WHAT YOU ARE ASKED TO DO: Starting from the line containing "Read this page and output its text content.", write out every remaining line exactly, the last one included.
# PROVIDED DATA start
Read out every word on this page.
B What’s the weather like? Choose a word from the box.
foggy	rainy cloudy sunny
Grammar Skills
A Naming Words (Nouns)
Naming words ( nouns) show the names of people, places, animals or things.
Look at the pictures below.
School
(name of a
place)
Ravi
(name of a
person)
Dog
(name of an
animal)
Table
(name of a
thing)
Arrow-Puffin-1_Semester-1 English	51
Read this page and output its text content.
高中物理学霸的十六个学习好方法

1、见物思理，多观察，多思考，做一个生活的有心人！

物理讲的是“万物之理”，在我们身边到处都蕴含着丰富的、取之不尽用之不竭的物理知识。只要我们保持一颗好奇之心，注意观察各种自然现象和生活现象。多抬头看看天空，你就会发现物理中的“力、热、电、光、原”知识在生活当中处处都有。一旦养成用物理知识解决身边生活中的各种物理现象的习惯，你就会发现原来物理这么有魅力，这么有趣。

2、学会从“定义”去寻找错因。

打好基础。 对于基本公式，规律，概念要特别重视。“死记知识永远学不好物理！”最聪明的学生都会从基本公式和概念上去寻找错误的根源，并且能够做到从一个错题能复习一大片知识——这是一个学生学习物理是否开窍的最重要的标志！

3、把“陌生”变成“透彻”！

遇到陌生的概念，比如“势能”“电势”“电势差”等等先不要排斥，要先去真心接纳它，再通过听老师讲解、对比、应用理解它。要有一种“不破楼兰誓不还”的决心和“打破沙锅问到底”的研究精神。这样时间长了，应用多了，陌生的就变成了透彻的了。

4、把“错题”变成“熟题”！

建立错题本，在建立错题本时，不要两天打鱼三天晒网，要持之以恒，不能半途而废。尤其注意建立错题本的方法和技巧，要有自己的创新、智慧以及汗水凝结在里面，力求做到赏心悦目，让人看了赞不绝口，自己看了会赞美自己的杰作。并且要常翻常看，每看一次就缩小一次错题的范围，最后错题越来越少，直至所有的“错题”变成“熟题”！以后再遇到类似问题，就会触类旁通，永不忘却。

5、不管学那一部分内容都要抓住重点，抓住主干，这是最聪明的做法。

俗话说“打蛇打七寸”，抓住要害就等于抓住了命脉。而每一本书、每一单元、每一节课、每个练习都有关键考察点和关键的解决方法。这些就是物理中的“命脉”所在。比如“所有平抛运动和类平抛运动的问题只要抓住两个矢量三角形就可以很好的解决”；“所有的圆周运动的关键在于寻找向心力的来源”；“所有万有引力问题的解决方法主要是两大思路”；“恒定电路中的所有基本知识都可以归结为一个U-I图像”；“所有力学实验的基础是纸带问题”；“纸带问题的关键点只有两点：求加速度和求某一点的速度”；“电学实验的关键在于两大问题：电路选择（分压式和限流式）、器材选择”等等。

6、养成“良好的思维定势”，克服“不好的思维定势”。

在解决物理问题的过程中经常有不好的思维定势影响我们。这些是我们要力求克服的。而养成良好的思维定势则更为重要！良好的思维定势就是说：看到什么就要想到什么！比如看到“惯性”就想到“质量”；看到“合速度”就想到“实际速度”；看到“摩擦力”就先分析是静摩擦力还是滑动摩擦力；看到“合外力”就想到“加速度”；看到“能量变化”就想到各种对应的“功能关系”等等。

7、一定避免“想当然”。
# PROVIDED DATA end
EXERCISE RESPONSE:
Read this page and output its text content.
高中物理学霸的十六个学习好方法

1、见物思理，多观察，多思考，做一个生活的有心人！

物理讲的是“万物之理”，在我们身边到处都蕴含着丰富的、取之不尽用之不竭的物理知识。只要我们保持一颗好奇之心，注意观察各种自然现象和生活现象。多抬头看看天空，你就会发现物理中的“力、热、电、光、原”知识在生活当中处处都有。一旦养成用物理知识解决身边生活中的各种物理现象的习惯，你就会发现原来物理这么有魅力，这么有趣。

2、学会从“定义”去寻找错因。

打好基础。 对于基本公式，规律，概念要特别重视。“死记知识永远学不好物理！”最聪明的学生都会从基本公式和概念上去寻找错误的根源，并且能够做到从一个错题能复习一大片知识——这是一个学生学习物理是否开窍的最重要的标志！

3、把“陌生”变成“透彻”！

遇到陌生的概念，比如“势能”“电势”“电势差”等等先不要排斥，要先去真心接纳它，再通过听老师讲解、对比、应用理解它。要有一种“不破楼兰誓不还”的决心和“打破沙锅问到底”的研究精神。这样时间长了，应用多了，陌生的就变成了透彻的了。

4、把“错题”变成“熟题”！

建立错题本，在建立错题本时，不要两天打鱼三天晒网，要持之以恒，不能半途而废。尤其注意建立错题本的方法和技巧，要有自己的创新、智慧以及汗水凝结在里面，力求做到赏心悦目，让人看了赞不绝口，自己看了会赞美自己的杰作。并且要常翻常看，每看一次就缩小一次错题的范围，最后错题越来越少，直至所有的“错题”变成“熟题”！以后再遇到类似问题，就会触类旁通，永不忘却。

5、不管学那一部分内容都要抓住重点，抓住主干，这是最聪明的做法。

俗话说“打蛇打七寸”，抓住要害就等于抓住了命脉。而每一本书、每一单元、每一节课、每个练习都有关键考察点和关键的解决方法。这些就是物理中的“命脉”所在。比如“所有平抛运动和类平抛运动的问题只要抓住两个矢量三角形就可以很好的解决”；“所有的圆周运动的关键在于寻找向心力的来源”；“所有万有引力问题的解决方法主要是两大思路”；“恒定电路中的所有基本知识都可以归结为一个U-I图像”；“所有力学实验的基础是纸带问题”；“纸带问题的关键点只有两点：求加速度和求某一点的速度”；“电学实验的关键在于两大问题：电路选择（分压式和限流式）、器材选择”等等。

6、养成“良好的思维定势”，克服“不好的思维定势”。

在解决物理问题的过程中经常有不好的思维定势影响我们。这些是我们要力求克服的。而养成良好的思维定势则更为重要！良好的思维定势就是说：看到什么就要想到什么！比如看到“惯性”就想到“质量”；看到“合速度”就想到“实际速度”；看到“摩擦力”就先分析是静摩擦力还是滑动摩擦力；看到“合外力”就想到“加速度”；看到“能量变化”就想到各种对应的“功能关系”等等。

7、一定避免“想当然”。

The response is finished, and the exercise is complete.